[start of The input]

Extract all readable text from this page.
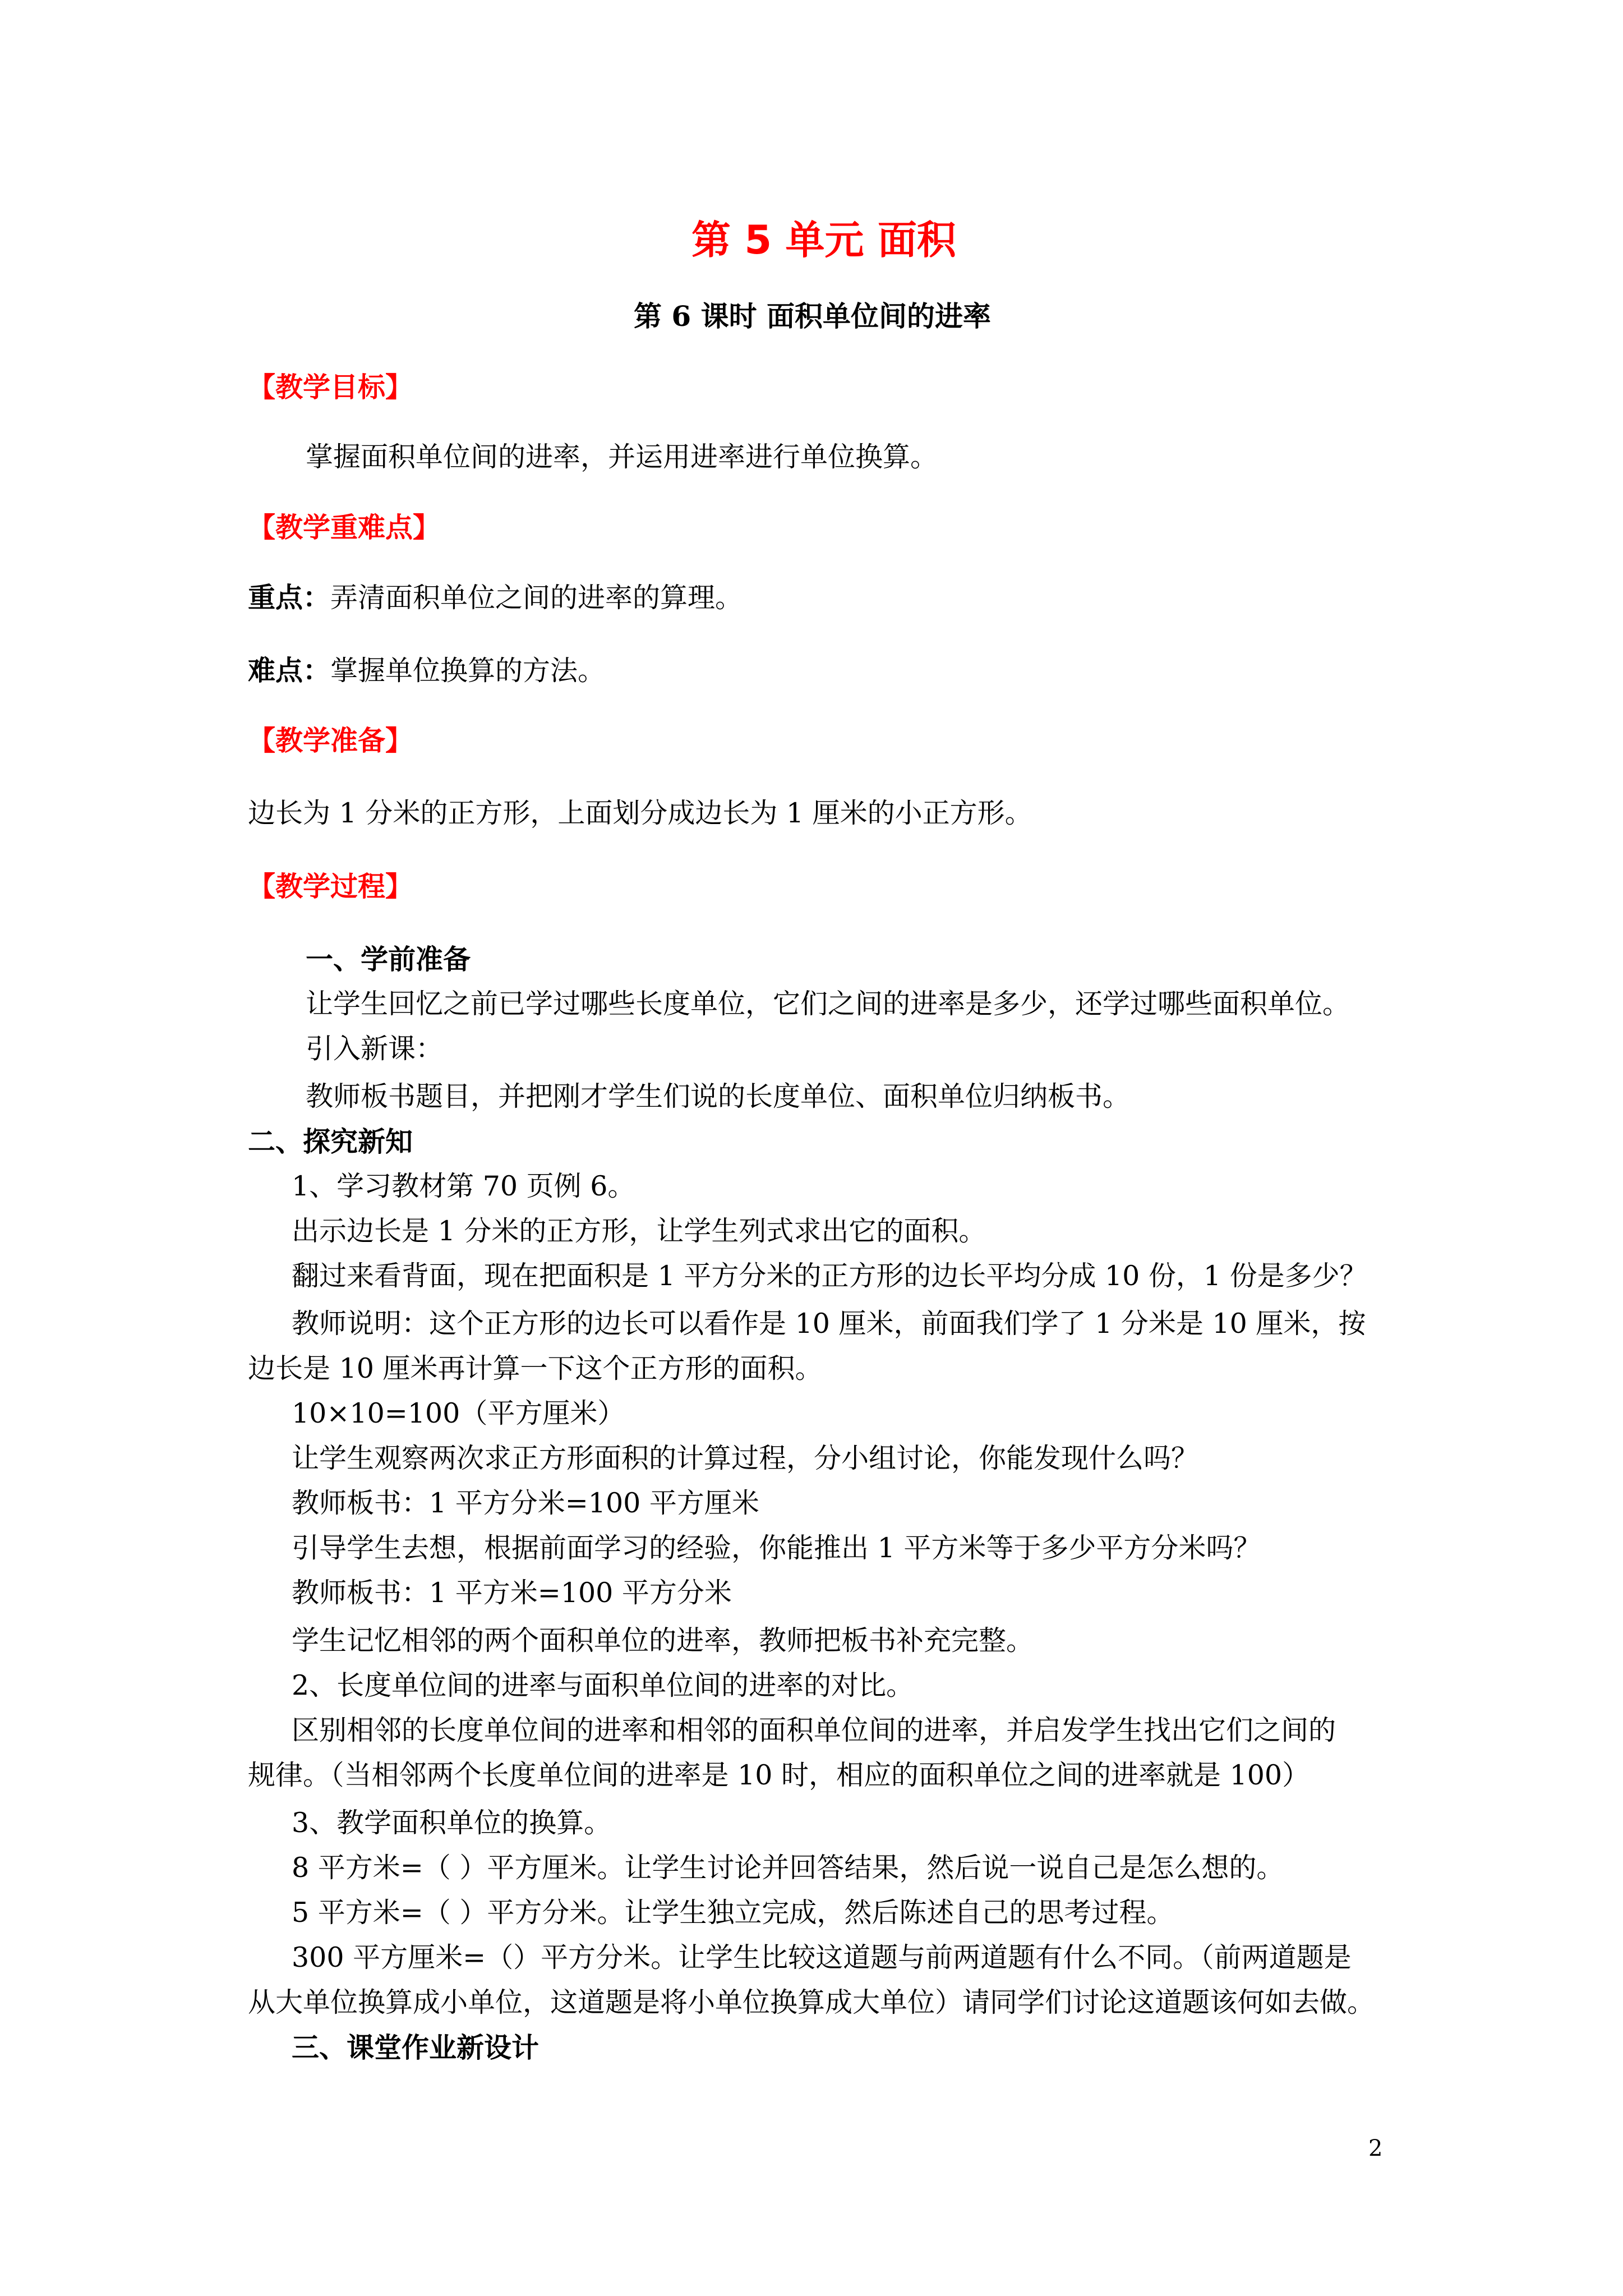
第 5 单元 面积
第 6 课时 面积单位间的进率
【教学目标】
掌握面积单位间的进率，并运用进率进行单位换算。
【教学重难点】
重点：弄清面积单位之间的进率的算理。
难点：掌握单位换算的方法。
【教学准备】
边长为 1 分米的正方形，上面划分成边长为 1 厘米的小正方形。
【教学过程】
一、学前准备
让学生回忆之前已学过哪些长度单位，它们之间的进率是多少，还学过哪些面积单位。
引入新课：
教师板书题目，并把刚才学生们说的长度单位、面积单位归纳板书。
二、探究新知
1、学习教材第 70 页例 6。
出示边长是 1 分米的正方形，让学生列式求出它的面积。
翻过来看背面，现在把面积是 1 平方分米的正方形的边长平均分成 10 份，1 份是多少？
教师说明：这个正方形的边长可以看作是 10 厘米，前面我们学了 1 分米是 10 厘米，按
边长是 10 厘米再计算一下这个正方形的面积。
10×10=100（平方厘米）
让学生观察两次求正方形面积的计算过程，分小组讨论，你能发现什么吗？
教师板书：1 平方分米=100 平方厘米
引导学生去想，根据前面学习的经验，你能推出 1 平方米等于多少平方分米吗？
教师板书：1 平方米=100 平方分米
学生记忆相邻的两个面积单位的进率，教师把板书补充完整。
2、长度单位间的进率与面积单位间的进率的对比。
区别相邻的长度单位间的进率和相邻的面积单位间的进率，并启发学生找出它们之间的
规律。（当相邻两个长度单位间的进率是 10 时，相应的面积单位之间的进率就是 100）
3、教学面积单位的换算。
8 平方米=（ ）平方厘米。让学生讨论并回答结果，然后说一说自己是怎么想的。
5 平方米=（ ）平方分米。让学生独立完成，然后陈述自己的思考过程。
300 平方厘米=（）平方分米。让学生比较这道题与前两道题有什么不同。（前两道题是
从大单位换算成小单位，这道题是将小单位换算成大单位）请同学们讨论这道题该何如去做。
三、课堂作业新设计
2
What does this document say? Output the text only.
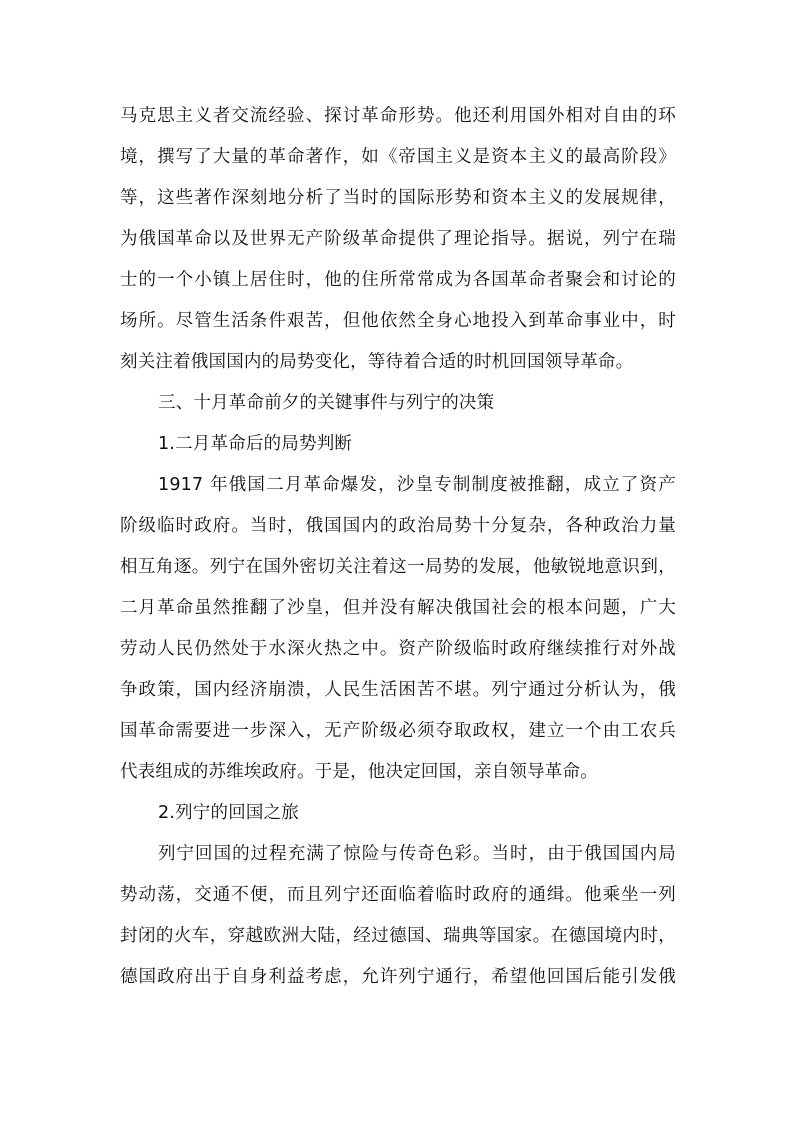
马克思主义者交流经验、探讨革命形势。他还利用国外相对自由的环
境，撰写了大量的革命著作，如《帝国主义是资本主义的最高阶段》
等，这些著作深刻地分析了当时的国际形势和资本主义的发展规律，
为俄国革命以及世界无产阶级革命提供了理论指导。据说，列宁在瑞
士的一个小镇上居住时，他的住所常常成为各国革命者聚会和讨论的
场所。尽管生活条件艰苦，但他依然全身心地投入到革命事业中，时
刻关注着俄国国内的局势变化，等待着合适的时机回国领导革命。
三、十月革命前夕的关键事件与列宁的决策
1.二月革命后的局势判断
1917 年俄国二月革命爆发，沙皇专制制度被推翻，成立了资产
阶级临时政府。当时，俄国国内的政治局势十分复杂，各种政治力量
相互角逐。列宁在国外密切关注着这一局势的发展，他敏锐地意识到，
二月革命虽然推翻了沙皇，但并没有解决俄国社会的根本问题，广大
劳动人民仍然处于水深火热之中。资产阶级临时政府继续推行对外战
争政策，国内经济崩溃，人民生活困苦不堪。列宁通过分析认为，俄
国革命需要进一步深入，无产阶级必须夺取政权，建立一个由工农兵
代表组成的苏维埃政府。于是，他决定回国，亲自领导革命。
2.列宁的回国之旅
列宁回国的过程充满了惊险与传奇色彩。当时，由于俄国国内局
势动荡，交通不便，而且列宁还面临着临时政府的通缉。他乘坐一列
封闭的火车，穿越欧洲大陆，经过德国、瑞典等国家。在德国境内时，
德国政府出于自身利益考虑，允许列宁通行，希望他回国后能引发俄
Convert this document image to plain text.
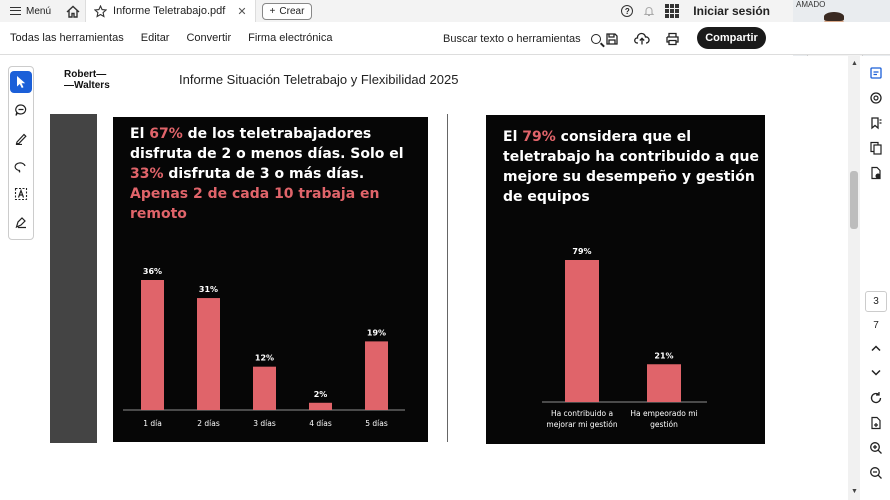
Menú	Informe Teletrabajo.pdf ✕ + Crear	?	Iniciar sesión	AMADO
Todas las herramientas Editar Convertir Firma electrónica	Buscar texto o herramientas	Compartir
Robert—
—Walters	Informe Situación Teletrabajo y Flexibilidad 2025
El 67% de los teletrabajadores disfruta de 2 o menos días. Solo el 33% disfruta de 3 o más días. Apenas 2 de cada 10 trabaja en remoto
36%
1 día
31%
2 días
12%
3 días
2%
4 días
19%
5 días
El 79% considera que el teletrabajo ha contribuido a que mejore su desempeño y gestión de equipos
79%
Ha contribuido a
mejorar mi gestión
21%
Ha empeorado mi
gestión
▲
▼
3
7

[end of The input]

_Problem description_
Exactly how many lines of the listing above contain the string "días"? Give no more than the number.

_Finished answer_
5